- **OBJECTIVE**:
Scan the data below and pick out the lines containing the word "icon".

- **DATASET**:
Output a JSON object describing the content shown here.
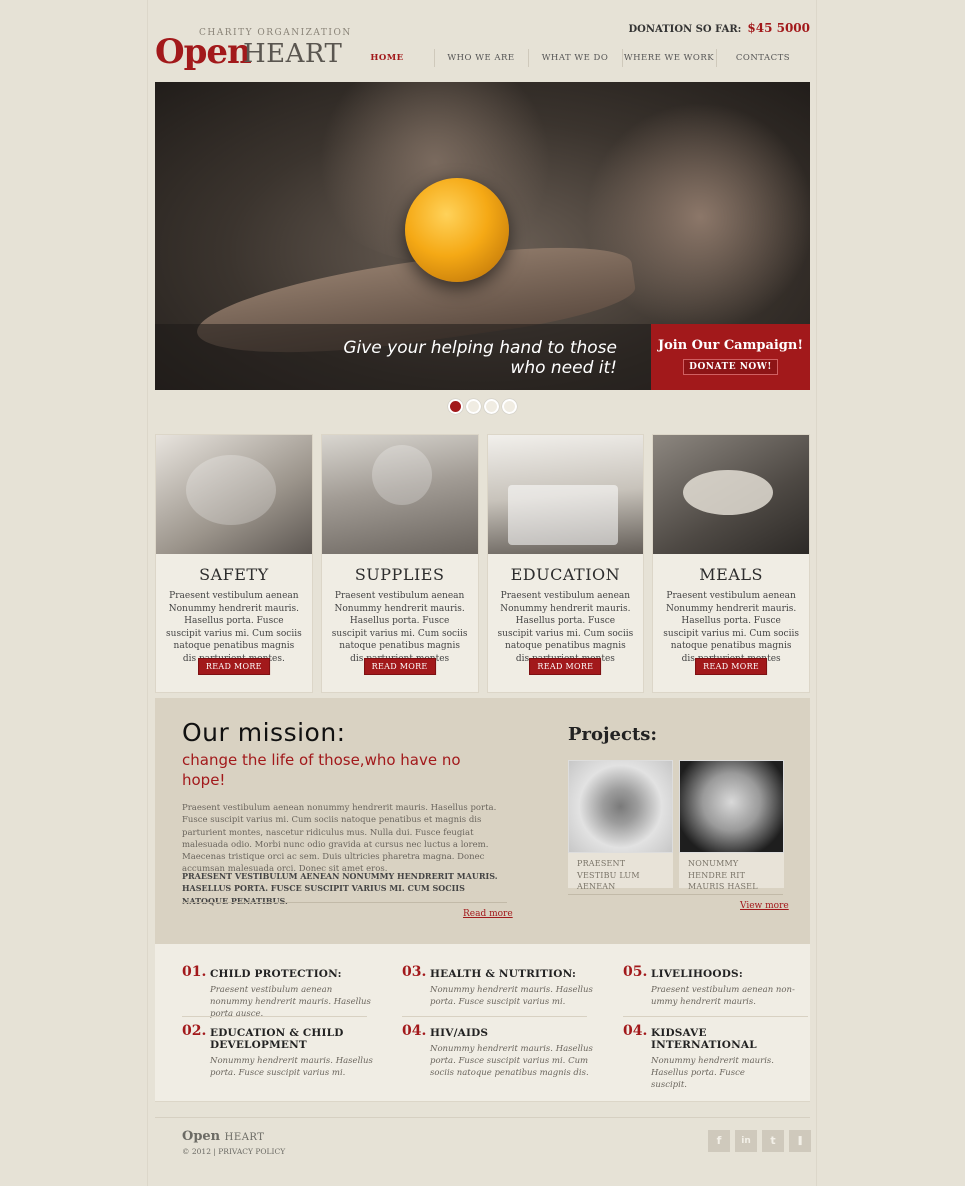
{
  "header": {
    "logo_tagline": "CHARITY ORGANIZATION",
    "logo_open": "Open",
    "logo_heart": "HEART",
    "donation_label": "DONATION SO FAR:",
    "donation_amount": "$45 5000"
  },
  "nav": {
    "items": [
      "HOME",
      "WHO WE ARE",
      "WHAT WE DO",
      "WHERE WE WORK",
      "CONTACTS"
    ],
    "active": "HOME"
  },
  "hero": {
    "slogan_line1": "Give your helping hand to those",
    "slogan_line2": "who need it!",
    "campaign_title": "Join Our Campaign!",
    "donate_button": "DONATE NOW!",
    "slide_count": 4,
    "active_slide": 1
  },
  "cards": [
    {
      "title": "SAFETY",
      "text": "Praesent vestibulum aenean Nonummy hendrerit mauris. Hasellus porta. Fusce suscipit varius mi. Cum sociis natoque penatibus magnis dis parturient montes.",
      "button": "READ MORE"
    },
    {
      "title": "SUPPLIES",
      "text": "Praesent vestibulum aenean Nonummy hendrerit mauris. Hasellus porta. Fusce suscipit varius mi. Cum sociis natoque penatibus magnis dis parturient montes",
      "button": "READ MORE"
    },
    {
      "title": "EDUCATION",
      "text": "Praesent vestibulum aenean Nonummy hendrerit mauris. Hasellus porta. Fusce suscipit varius mi. Cum sociis natoque penatibus magnis dis parturient montes",
      "button": "READ MORE"
    },
    {
      "title": "MEALS",
      "text": "Praesent vestibulum aenean Nonummy hendrerit mauris. Hasellus porta. Fusce suscipit varius mi. Cum sociis natoque penatibus magnis dis parturient montes",
      "button": "READ MORE"
    }
  ],
  "mission": {
    "title": "Our mission:",
    "subtitle": "change the life of those,who have no hope!",
    "body": "Praesent vestibulum aenean nonummy hendrerit mauris. Hasellus porta. Fusce suscipit varius mi. Cum sociis natoque penatibus et magnis dis parturient montes, nascetur ridiculus mus. Nulla dui. Fusce feugiat malesuada odio. Morbi nunc odio gravida at cursus nec luctus a lorem. Maecenas tristique orci ac sem. Duis ultricies pharetra magna. Donec accumsan malesuada orci. Donec sit amet eros.",
    "caps": "PRAESENT VESTIBULUM AENEAN NONUMMY HENDRERIT MAURIS. HASELLUS PORTA. FUSCE SUSCIPIT VARIUS MI. CUM SOCIIS NATOQUE PENATIBUS.",
    "read_more": "Read more"
  },
  "projects": {
    "title": "Projects:",
    "items": [
      {
        "caption": "PRAESENT VESTIBU LUM AENEAN"
      },
      {
        "caption": "NONUMMY HENDRE RIT MAURIS HASEL"
      }
    ],
    "view_more": "View more"
  },
  "services": [
    {
      "num": "01.",
      "title": "CHILD PROTECTION:",
      "desc": "Praesent vestibulum aenean nonummy hendrerit mauris. Hasellus porta ausce."
    },
    {
      "num": "02.",
      "title": "EDUCATION & CHILD DEVELOPMENT",
      "desc": "Nonummy hendrerit mauris. Hasellus porta. Fusce suscipit varius mi."
    },
    {
      "num": "03.",
      "title": "HEALTH & NUTRITION:",
      "desc": "Nonummy hendrerit mauris. Hasellus porta. Fusce suscipit varius mi."
    },
    {
      "num": "04.",
      "title": "HIV/AIDS",
      "desc": "Nonummy hendrerit mauris. Hasellus porta. Fusce suscipit varius mi. Cum sociis natoque penatibus magnis dis."
    },
    {
      "num": "05.",
      "title": "LIVELIHOODS:",
      "desc": "Praesent vestibulum aenean non-ummy hendrerit mauris."
    },
    {
      "num": "04.",
      "title": "KIDSAVE INTERNATIONAL",
      "desc": "Nonummy hendrerit mauris. Hasellus porta. Fusce suscipit."
    }
  ],
  "footer": {
    "logo_open": "Open",
    "logo_heart": "HEART",
    "copyright": "© 2012 | PRIVACY POLICY",
    "social": [
      {
        "icon": "facebook-icon",
        "glyph": "f"
      },
      {
        "icon": "linkedin-icon",
        "glyph": "in"
      },
      {
        "icon": "twitter-icon",
        "glyph": "t"
      },
      {
        "icon": "rss-icon",
        "glyph": "❚"
      }
    ]
  },
  "colors": {
    "accent": "#a2191b",
    "background": "#e6e2d6",
    "panel": "#d9d2c2"
  }
}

- **OUTPUT FOR THIS EXERCISE**:
        "icon": "facebook-icon",
        "icon": "linkedin-icon",
        "icon": "twitter-icon",
        "icon": "rss-icon",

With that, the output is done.